What to work on.
In the records below, pick out all lines containing the word "this".

Entries supplied.
►

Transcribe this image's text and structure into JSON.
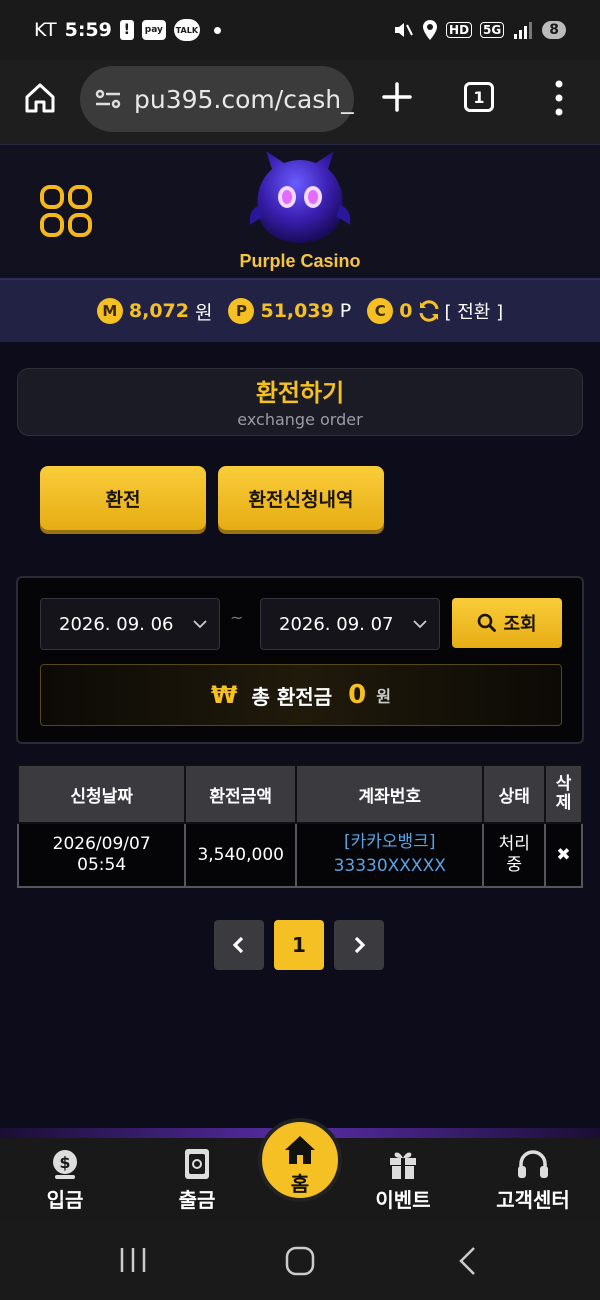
{
  "status_bar": {
    "carrier": "KT",
    "time": "5:59",
    "pay_badge": "pay",
    "talk_badge": "TALK",
    "network_hd": "HD",
    "network_5g": "5G",
    "battery": "8"
  },
  "browser": {
    "url": "pu395.com/cash_",
    "tab_count": "1"
  },
  "site": {
    "logo_text": "Purple Casino"
  },
  "balance": {
    "money_badge": "M",
    "money_value": "8,072",
    "money_unit": "원",
    "point_badge": "P",
    "point_value": "51,039",
    "point_unit": "P",
    "casino_badge": "C",
    "casino_value": "0",
    "switch_label": "[ 전환 ]"
  },
  "title": {
    "main": "환전하기",
    "sub": "exchange order"
  },
  "tabs": {
    "exchange": "환전",
    "history": "환전신청내역"
  },
  "search": {
    "date_from": "2026. 09. 06",
    "date_to": "2026. 09. 07",
    "separator": "~",
    "button": "조회"
  },
  "total": {
    "icon": "₩",
    "label": "총 환전금",
    "value": "0",
    "unit": "원"
  },
  "table": {
    "headers": [
      "신청날짜",
      "환전금액",
      "계좌번호",
      "상태",
      "삭제"
    ],
    "rows": [
      {
        "date": "2026/09/07",
        "time": "05:54",
        "amount": "3,540,000",
        "bank": "[카카오뱅크]",
        "account": "33330XXXXX",
        "status": "처리중",
        "delete": "✖"
      }
    ]
  },
  "pagination": {
    "current": "1"
  },
  "bottom_nav": {
    "deposit": "입금",
    "withdraw": "출금",
    "home": "홈",
    "event": "이벤트",
    "support": "고객센터"
  },
  "colors": {
    "accent_gold": "#f5c023",
    "link_blue": "#5aa3e6",
    "background": "#0c0c1a"
  }
}
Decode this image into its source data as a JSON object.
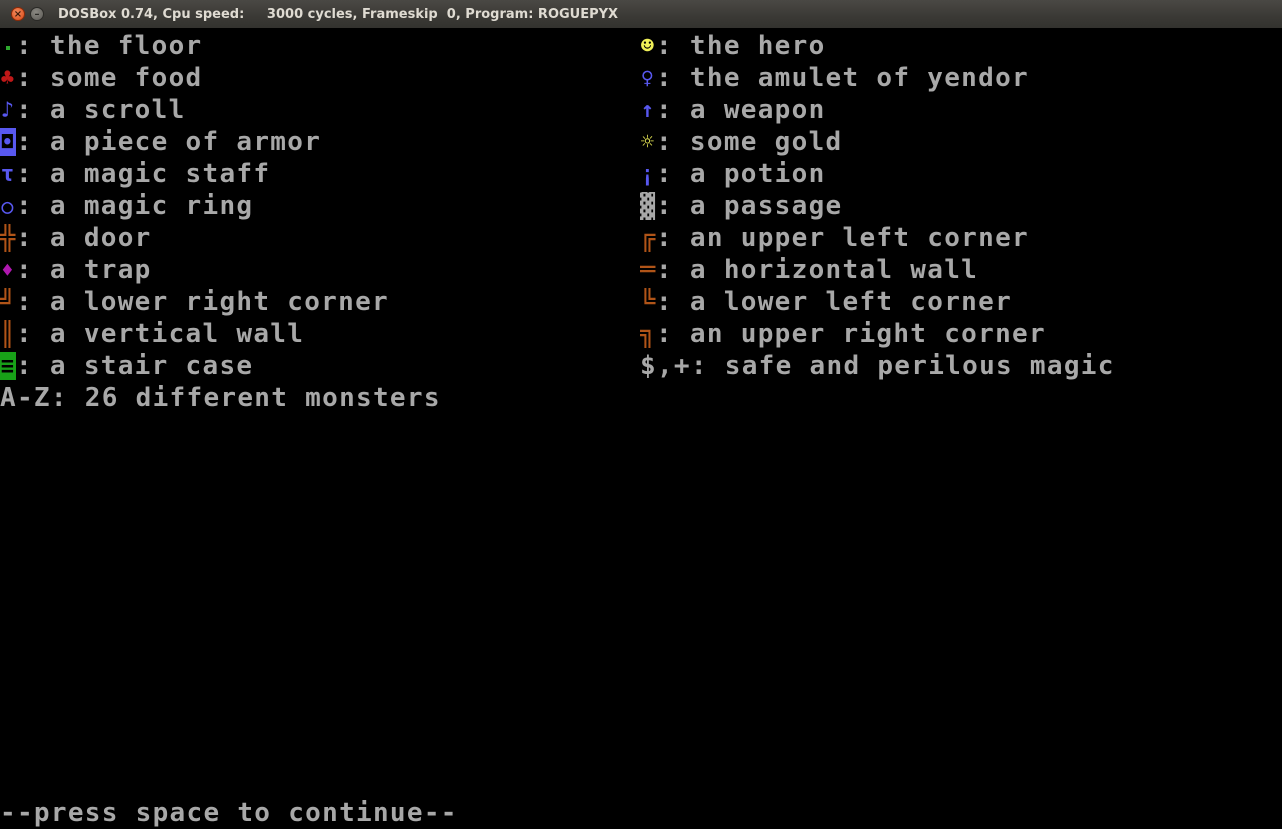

◄

Solved problem.
Transcribe this image's text and structure into JSON.
Decode this image into its source data as a JSON object.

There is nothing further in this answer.